-- begin --

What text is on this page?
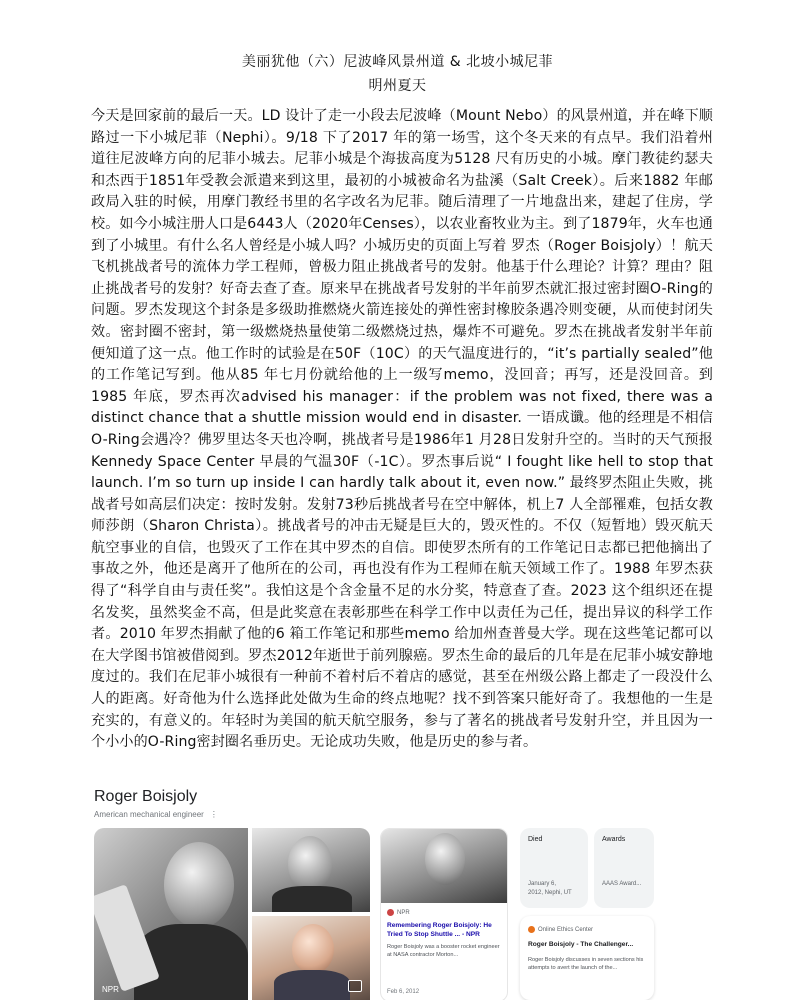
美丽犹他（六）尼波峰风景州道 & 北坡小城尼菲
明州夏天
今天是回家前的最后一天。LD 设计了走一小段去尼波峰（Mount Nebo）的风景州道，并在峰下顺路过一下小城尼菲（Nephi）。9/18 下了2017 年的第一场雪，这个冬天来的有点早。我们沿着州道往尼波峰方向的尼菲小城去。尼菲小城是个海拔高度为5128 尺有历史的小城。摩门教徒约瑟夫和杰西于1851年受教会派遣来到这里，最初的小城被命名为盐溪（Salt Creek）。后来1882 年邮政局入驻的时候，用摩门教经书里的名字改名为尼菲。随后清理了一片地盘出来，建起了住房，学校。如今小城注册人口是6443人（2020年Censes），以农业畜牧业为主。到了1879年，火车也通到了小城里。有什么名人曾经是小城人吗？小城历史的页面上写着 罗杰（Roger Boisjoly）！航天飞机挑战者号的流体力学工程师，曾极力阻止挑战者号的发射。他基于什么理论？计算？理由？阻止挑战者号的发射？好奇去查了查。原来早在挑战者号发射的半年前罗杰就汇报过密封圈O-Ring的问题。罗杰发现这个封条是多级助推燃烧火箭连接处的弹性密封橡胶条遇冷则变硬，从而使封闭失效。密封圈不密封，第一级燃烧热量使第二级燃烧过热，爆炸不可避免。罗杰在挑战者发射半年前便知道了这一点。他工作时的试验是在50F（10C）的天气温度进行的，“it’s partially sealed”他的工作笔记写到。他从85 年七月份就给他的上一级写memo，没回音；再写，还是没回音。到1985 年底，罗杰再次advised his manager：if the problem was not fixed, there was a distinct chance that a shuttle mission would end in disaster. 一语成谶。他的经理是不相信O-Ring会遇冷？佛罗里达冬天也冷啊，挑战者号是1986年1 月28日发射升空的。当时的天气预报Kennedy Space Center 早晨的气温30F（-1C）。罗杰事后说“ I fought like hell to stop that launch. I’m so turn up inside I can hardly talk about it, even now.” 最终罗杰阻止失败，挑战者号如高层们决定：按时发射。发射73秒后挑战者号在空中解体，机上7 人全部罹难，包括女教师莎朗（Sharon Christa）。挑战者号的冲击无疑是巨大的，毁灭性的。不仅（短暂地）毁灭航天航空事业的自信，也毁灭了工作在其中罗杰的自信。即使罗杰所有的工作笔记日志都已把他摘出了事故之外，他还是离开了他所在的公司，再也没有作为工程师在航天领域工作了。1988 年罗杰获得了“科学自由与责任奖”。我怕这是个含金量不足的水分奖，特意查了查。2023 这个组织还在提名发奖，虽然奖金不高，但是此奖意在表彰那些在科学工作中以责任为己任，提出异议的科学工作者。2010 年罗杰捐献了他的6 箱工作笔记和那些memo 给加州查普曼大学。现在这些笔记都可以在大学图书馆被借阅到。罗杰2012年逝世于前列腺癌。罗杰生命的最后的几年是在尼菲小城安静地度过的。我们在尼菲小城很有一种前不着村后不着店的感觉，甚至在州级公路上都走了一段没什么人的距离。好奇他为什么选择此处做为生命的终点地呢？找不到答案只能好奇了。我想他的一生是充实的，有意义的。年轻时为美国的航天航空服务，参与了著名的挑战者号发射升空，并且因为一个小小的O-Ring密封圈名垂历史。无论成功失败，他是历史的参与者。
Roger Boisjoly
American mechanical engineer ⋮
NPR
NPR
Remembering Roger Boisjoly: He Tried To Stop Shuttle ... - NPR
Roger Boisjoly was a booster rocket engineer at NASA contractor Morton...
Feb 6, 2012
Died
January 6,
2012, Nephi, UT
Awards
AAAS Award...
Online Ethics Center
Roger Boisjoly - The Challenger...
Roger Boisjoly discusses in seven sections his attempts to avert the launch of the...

-- end --

** What is required **
Locate the lines above that hold the word "engineer". Show every one of them.

** Answer in full **
American mechanical engineer ⋮
Roger Boisjoly was a booster rocket engineer at NASA contractor Morton...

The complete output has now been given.